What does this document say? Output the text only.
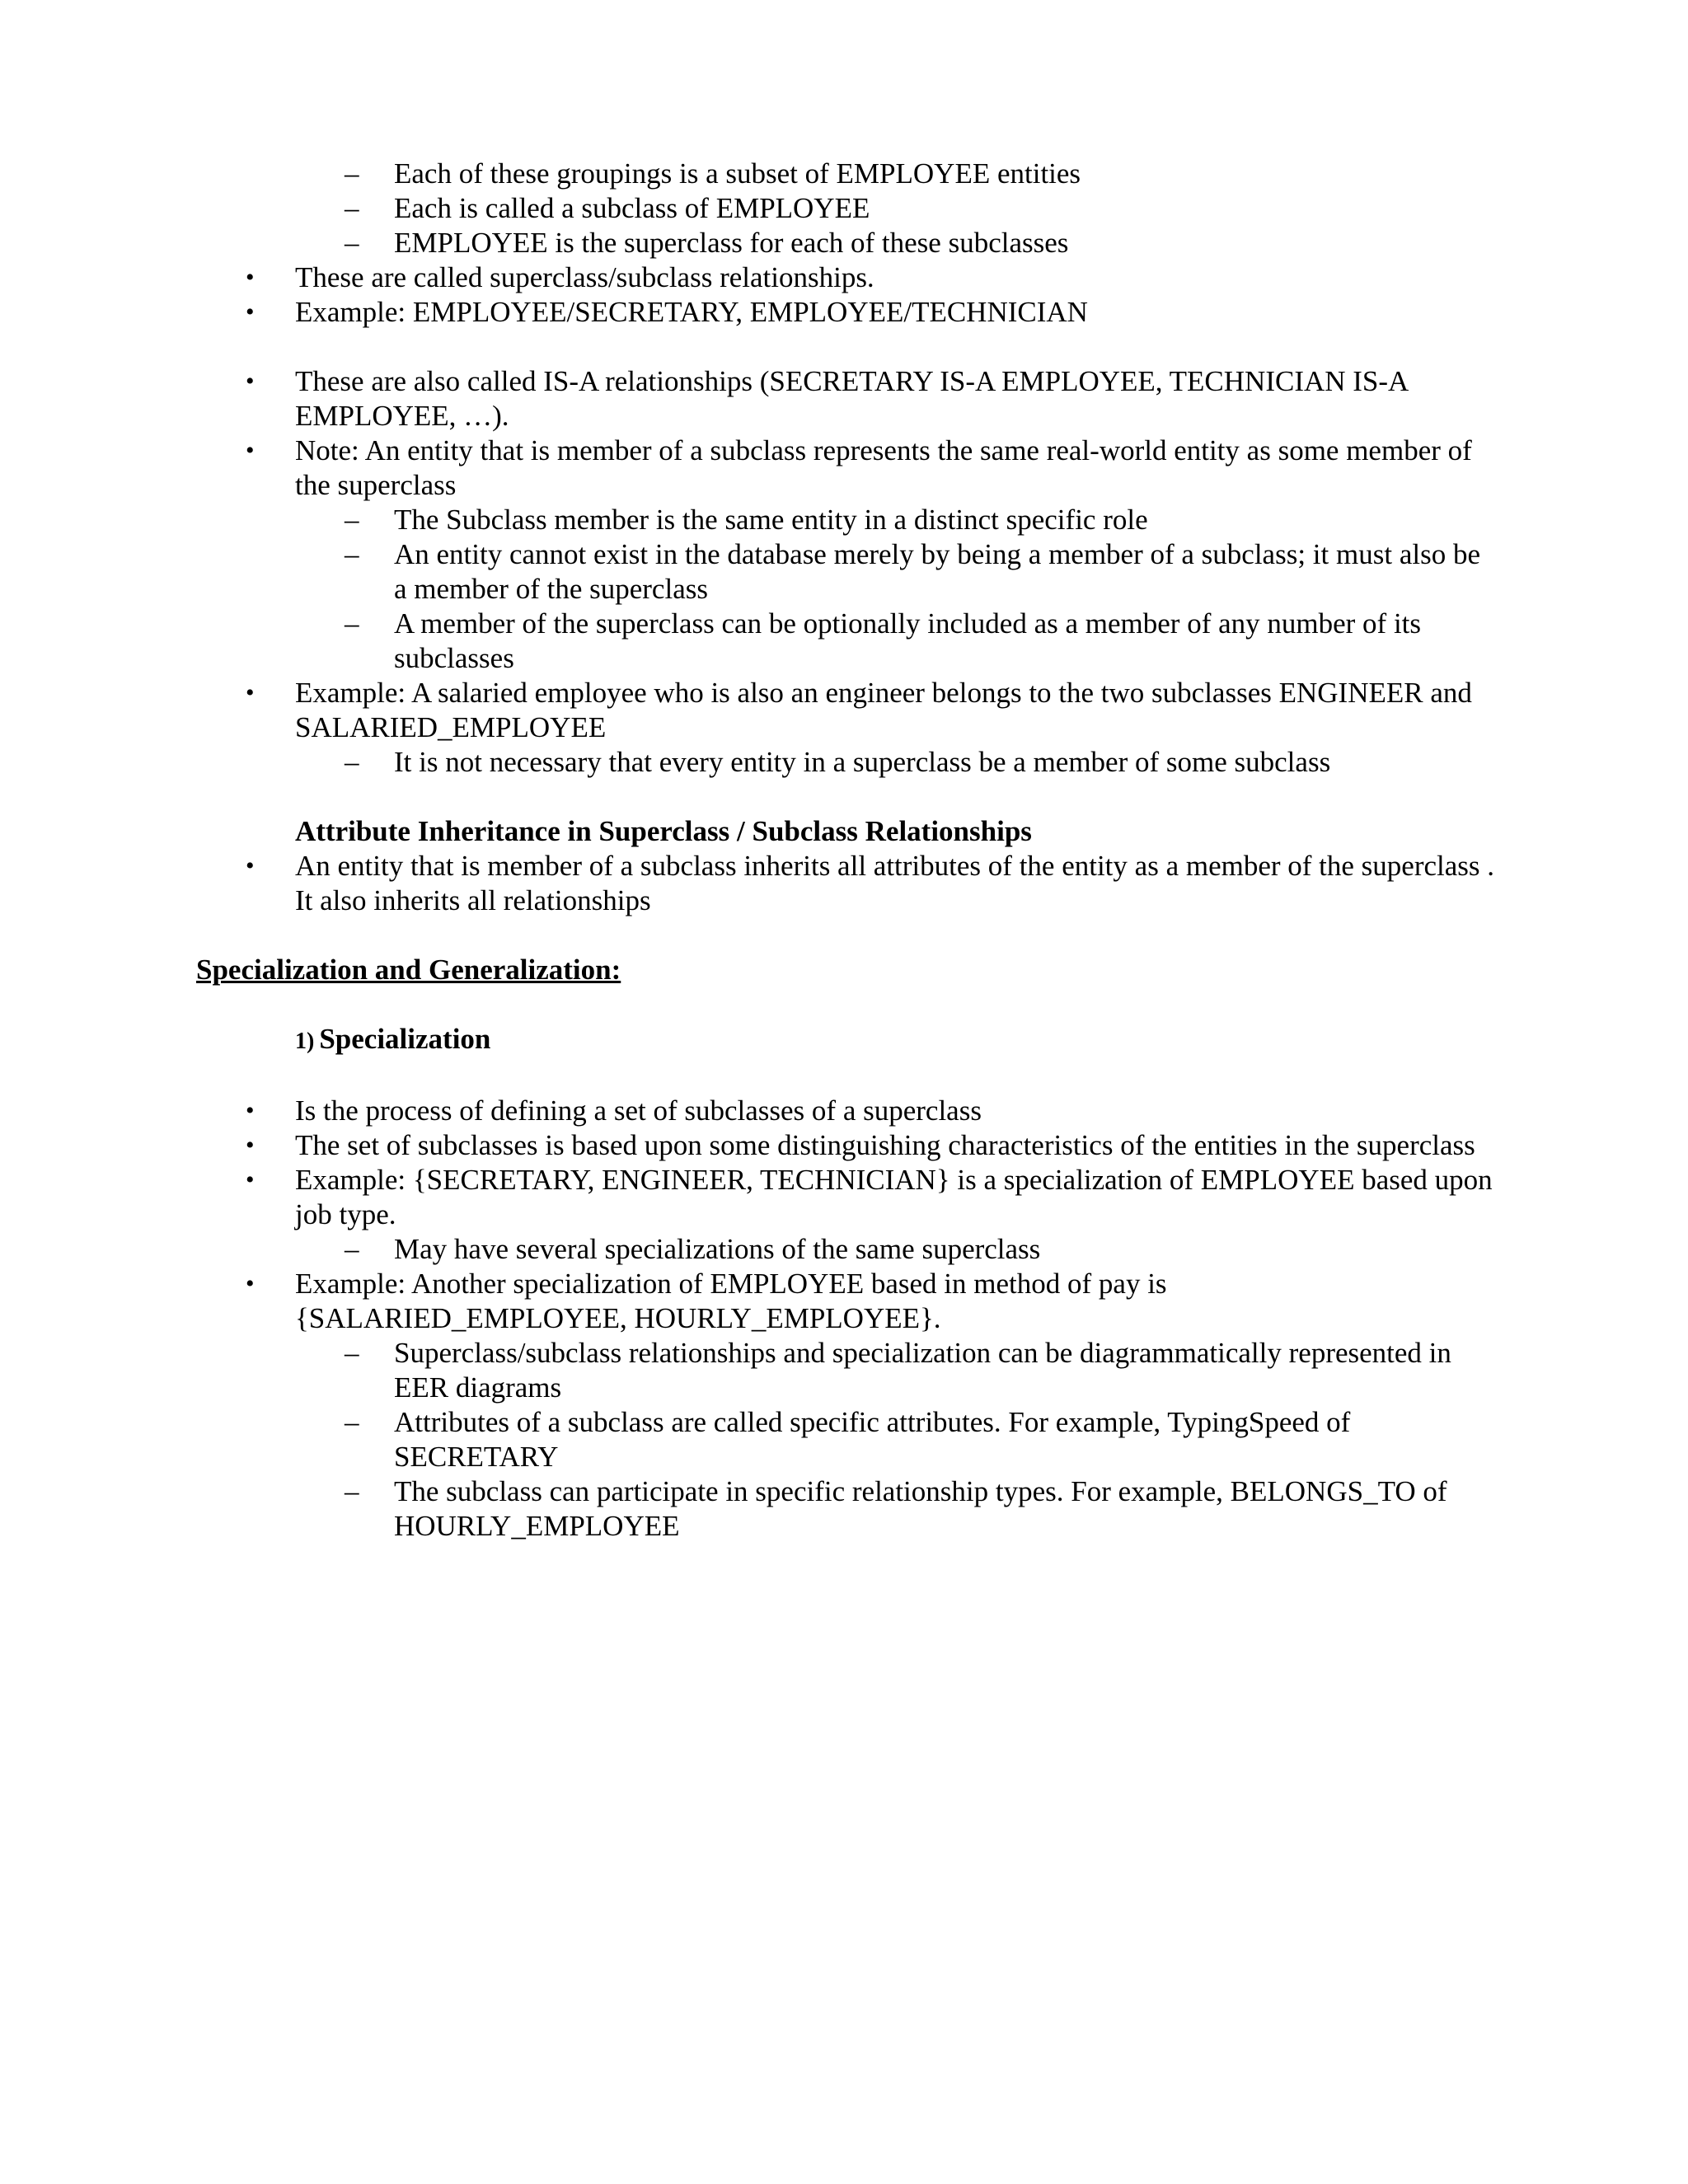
– Each of these groupings is a subset of EMPLOYEE entities
– Each is called a subclass of EMPLOYEE
– EMPLOYEE is the superclass for each of these subclasses
• These are called superclass/subclass relationships.
• Example: EMPLOYEE/SECRETARY, EMPLOYEE/TECHNICIAN
• These are also called IS-A relationships (SECRETARY IS-A EMPLOYEE, TECHNICIAN IS-A EMPLOYEE, …).
• Note: An entity that is member of a subclass represents the same real-world entity as some member of the superclass
– The Subclass member is the same entity in a distinct specific role
– An entity cannot exist in the database merely by being a member of a subclass; it must also be a member of the superclass
– A member of the superclass can be optionally included as a member of any number of its subclasses
• Example: A salaried employee who is also an engineer belongs to the two subclasses ENGINEER and SALARIED_EMPLOYEE
– It is not necessary that every entity in a superclass be a member of some subclass
Attribute Inheritance in Superclass / Subclass Relationships
• An entity that is member of a subclass inherits all attributes of the entity as a member of the superclass .
It also inherits all relationships
Specialization and Generalization:
1) Specialization
• Is the process of defining a set of subclasses of a superclass
• The set of subclasses is based upon some distinguishing characteristics of the entities in the superclass
• Example: {SECRETARY, ENGINEER, TECHNICIAN} is a specialization of EMPLOYEE based upon job type.
– May have several specializations of the same superclass
• Example: Another specialization of EMPLOYEE based in method of pay is {SALARIED_EMPLOYEE, HOURLY_EMPLOYEE}.
– Superclass/subclass relationships and specialization can be diagrammatically represented in EER diagrams
– Attributes of a subclass are called specific attributes. For example, TypingSpeed of SECRETARY
– The subclass can participate in specific relationship types. For example, BELONGS_TO of HOURLY_EMPLOYEE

****************

**SET TASK:** Restate every record exactly, please; do not copy the pictures.

**OUTPUT BELOW:**
What does this document say? Output the text only.
– Each of these groupings is a subset of EMPLOYEE entities
– Each is called a subclass of EMPLOYEE
– EMPLOYEE is the superclass for each of these subclasses
• These are called superclass/subclass relationships.
• Example: EMPLOYEE/SECRETARY, EMPLOYEE/TECHNICIAN
• These are also called IS-A relationships (SECRETARY IS-A EMPLOYEE, TECHNICIAN IS-A EMPLOYEE, …).
• Note: An entity that is member of a subclass represents the same real-world entity as some member of the superclass
– The Subclass member is the same entity in a distinct specific role
– An entity cannot exist in the database merely by being a member of a subclass; it must also be a member of the superclass
– A member of the superclass can be optionally included as a member of any number of its subclasses
• Example: A salaried employee who is also an engineer belongs to the two subclasses ENGINEER and SALARIED_EMPLOYEE
– It is not necessary that every entity in a superclass be a member of some subclass
Attribute Inheritance in Superclass / Subclass Relationships
• An entity that is member of a subclass inherits all attributes of the entity as a member of the superclass .
It also inherits all relationships
Specialization and Generalization:
1) Specialization
• Is the process of defining a set of subclasses of a superclass
• The set of subclasses is based upon some distinguishing characteristics of the entities in the superclass
• Example: {SECRETARY, ENGINEER, TECHNICIAN} is a specialization of EMPLOYEE based upon job type.
– May have several specializations of the same superclass
• Example: Another specialization of EMPLOYEE based in method of pay is {SALARIED_EMPLOYEE, HOURLY_EMPLOYEE}.
– Superclass/subclass relationships and specialization can be diagrammatically represented in EER diagrams
– Attributes of a subclass are called specific attributes. For example, TypingSpeed of SECRETARY
– The subclass can participate in specific relationship types. For example, BELONGS_TO of HOURLY_EMPLOYEE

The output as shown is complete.